Stated task:
Show all lines from the data that include the word "dots".

Material supplied:
····················

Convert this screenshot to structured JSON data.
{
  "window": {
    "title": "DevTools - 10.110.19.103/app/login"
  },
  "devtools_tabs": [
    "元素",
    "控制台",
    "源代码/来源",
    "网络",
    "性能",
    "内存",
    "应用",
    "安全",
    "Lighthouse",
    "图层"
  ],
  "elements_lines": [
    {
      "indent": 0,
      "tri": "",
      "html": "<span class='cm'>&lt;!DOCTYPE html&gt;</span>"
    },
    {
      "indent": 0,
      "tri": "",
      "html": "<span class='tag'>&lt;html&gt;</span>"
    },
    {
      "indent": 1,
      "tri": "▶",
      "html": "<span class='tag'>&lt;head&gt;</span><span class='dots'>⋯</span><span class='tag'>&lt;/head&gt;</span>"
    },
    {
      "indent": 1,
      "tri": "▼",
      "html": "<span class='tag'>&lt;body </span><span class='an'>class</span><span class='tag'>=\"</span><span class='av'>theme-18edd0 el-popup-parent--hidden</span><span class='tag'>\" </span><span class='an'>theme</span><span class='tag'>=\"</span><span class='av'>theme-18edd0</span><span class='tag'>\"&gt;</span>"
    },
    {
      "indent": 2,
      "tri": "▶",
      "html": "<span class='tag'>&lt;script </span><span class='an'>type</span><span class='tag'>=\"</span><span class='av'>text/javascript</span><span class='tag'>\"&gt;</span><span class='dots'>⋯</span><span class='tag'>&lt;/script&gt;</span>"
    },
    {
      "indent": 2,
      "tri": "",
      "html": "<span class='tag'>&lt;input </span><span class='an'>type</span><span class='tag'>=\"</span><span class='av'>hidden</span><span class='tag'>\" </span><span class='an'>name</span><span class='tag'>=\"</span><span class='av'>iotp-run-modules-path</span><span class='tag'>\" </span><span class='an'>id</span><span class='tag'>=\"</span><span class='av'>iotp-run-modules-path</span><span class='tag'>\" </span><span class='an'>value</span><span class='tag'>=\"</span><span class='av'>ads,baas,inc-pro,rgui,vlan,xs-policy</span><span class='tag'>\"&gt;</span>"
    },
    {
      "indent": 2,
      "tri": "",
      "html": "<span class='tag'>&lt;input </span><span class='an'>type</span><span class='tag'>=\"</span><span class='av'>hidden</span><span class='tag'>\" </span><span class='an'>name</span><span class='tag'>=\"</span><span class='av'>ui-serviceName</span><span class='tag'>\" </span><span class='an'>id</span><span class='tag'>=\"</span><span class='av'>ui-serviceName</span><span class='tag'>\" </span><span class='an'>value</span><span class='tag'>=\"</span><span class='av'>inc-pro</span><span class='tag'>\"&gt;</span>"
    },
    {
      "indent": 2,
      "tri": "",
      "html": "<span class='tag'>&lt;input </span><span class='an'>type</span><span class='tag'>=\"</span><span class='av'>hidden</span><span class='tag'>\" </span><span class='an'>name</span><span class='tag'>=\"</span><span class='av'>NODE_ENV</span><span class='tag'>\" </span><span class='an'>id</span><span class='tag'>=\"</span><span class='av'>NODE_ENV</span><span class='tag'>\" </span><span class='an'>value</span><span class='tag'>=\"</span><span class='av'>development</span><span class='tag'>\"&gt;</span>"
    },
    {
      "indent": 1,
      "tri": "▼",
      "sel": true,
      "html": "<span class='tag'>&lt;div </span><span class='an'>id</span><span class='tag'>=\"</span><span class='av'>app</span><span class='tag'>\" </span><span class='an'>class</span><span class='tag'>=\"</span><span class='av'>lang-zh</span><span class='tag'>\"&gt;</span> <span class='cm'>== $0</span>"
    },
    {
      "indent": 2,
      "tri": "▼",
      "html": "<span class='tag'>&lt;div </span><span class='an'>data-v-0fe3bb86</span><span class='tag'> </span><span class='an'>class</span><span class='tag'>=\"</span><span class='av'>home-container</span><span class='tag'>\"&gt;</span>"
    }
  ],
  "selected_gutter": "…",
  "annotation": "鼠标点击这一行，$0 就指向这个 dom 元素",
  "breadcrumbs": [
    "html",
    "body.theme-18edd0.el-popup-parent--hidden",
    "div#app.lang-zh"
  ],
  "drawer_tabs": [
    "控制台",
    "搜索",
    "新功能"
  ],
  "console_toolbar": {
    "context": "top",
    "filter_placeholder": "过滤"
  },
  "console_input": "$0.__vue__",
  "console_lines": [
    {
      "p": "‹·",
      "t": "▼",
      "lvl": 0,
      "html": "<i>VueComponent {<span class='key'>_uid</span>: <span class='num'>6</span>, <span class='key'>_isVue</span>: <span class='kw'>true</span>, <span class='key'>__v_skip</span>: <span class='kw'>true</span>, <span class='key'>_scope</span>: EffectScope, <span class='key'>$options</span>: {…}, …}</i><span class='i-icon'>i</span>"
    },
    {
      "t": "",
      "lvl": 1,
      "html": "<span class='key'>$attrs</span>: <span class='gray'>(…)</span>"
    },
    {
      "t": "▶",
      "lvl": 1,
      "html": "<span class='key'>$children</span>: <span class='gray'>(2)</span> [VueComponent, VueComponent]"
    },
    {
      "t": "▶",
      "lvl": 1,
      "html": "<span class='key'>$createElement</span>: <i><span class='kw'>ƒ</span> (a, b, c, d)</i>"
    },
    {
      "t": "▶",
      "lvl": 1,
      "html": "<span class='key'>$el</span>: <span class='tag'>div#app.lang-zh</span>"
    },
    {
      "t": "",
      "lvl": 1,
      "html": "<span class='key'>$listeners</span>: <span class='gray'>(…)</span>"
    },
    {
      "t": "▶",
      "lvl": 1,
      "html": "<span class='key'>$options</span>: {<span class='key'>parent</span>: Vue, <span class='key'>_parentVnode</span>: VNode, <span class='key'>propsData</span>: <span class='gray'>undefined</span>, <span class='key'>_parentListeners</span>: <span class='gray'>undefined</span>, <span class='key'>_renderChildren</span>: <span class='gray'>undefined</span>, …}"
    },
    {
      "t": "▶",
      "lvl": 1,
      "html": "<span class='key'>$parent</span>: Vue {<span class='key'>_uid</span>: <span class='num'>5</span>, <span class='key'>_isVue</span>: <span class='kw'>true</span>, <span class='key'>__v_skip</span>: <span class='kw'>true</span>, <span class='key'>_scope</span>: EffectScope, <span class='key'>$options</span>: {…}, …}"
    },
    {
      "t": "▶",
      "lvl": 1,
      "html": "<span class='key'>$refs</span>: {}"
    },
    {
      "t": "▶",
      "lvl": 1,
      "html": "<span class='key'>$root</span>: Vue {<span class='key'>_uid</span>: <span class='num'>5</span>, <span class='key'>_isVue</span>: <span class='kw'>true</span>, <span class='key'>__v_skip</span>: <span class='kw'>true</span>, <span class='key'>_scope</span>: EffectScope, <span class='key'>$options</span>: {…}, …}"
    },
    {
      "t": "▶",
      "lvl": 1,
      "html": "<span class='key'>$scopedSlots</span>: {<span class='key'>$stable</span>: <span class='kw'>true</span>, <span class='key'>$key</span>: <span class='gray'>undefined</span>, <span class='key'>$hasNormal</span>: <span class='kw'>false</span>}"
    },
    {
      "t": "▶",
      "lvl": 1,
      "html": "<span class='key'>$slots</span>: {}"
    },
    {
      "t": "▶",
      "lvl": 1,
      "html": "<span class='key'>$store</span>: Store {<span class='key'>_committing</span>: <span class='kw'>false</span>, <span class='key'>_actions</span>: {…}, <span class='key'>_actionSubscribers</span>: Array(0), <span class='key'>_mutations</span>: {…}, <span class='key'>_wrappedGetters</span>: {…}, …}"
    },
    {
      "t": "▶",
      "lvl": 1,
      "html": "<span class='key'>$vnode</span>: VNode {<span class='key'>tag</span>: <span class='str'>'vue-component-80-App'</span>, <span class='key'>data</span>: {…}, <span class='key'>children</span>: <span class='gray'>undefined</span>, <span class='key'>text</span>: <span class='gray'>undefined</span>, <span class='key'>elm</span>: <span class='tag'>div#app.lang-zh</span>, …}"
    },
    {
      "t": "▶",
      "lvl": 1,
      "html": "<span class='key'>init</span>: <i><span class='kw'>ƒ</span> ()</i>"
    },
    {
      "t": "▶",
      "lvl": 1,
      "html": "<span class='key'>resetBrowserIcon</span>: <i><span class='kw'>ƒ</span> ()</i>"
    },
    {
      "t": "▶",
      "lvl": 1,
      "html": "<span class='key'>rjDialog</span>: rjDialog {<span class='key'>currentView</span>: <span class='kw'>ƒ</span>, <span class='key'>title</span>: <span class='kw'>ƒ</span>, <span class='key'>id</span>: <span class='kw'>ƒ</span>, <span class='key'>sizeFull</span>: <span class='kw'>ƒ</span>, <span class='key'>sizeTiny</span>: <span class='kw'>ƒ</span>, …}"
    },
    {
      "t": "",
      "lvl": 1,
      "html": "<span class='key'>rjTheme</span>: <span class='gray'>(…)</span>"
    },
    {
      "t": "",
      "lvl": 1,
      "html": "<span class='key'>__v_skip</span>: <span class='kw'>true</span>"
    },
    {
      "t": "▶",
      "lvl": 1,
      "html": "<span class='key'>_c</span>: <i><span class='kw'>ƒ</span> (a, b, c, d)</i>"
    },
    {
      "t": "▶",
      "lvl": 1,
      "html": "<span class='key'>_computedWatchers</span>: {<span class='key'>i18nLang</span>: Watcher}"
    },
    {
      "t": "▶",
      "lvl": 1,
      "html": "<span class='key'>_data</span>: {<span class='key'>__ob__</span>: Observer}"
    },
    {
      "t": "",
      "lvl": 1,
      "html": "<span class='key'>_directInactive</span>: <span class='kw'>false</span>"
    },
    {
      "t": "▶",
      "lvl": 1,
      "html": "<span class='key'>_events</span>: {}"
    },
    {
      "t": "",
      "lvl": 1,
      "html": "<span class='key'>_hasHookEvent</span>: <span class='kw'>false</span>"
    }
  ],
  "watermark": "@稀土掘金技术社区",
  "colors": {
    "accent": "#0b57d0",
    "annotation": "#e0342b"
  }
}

····················

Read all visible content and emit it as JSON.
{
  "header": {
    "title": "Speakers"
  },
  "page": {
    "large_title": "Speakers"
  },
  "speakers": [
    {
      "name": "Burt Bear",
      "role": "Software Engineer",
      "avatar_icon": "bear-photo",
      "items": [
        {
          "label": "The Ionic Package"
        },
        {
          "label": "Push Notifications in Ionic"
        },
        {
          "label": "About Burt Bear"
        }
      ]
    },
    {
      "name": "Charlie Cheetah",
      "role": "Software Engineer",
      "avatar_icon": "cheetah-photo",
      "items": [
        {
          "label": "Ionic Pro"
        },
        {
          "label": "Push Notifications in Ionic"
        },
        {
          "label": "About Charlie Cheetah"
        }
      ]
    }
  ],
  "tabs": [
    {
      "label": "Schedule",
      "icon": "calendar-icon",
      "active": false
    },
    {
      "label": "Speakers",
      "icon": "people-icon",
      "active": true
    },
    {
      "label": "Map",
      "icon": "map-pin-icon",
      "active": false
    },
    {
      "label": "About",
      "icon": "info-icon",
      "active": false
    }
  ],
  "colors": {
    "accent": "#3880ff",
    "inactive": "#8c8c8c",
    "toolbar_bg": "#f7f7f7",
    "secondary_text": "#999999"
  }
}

····················

Correct response:
      "html": "<span class='tag'>&lt;head&gt;</span><span class='dots'>⋯</span><span class='tag'>&lt;/head&gt;</span>"
      "html": "<span class='tag'>&lt;script </span><span class='an'>type</span><span class='tag'>=\"</span><span class='av'>text/javascript</span><span class='tag'>\"&gt;</span><span class='dots'>⋯</span><span class='tag'>&lt;/script&gt;</span>"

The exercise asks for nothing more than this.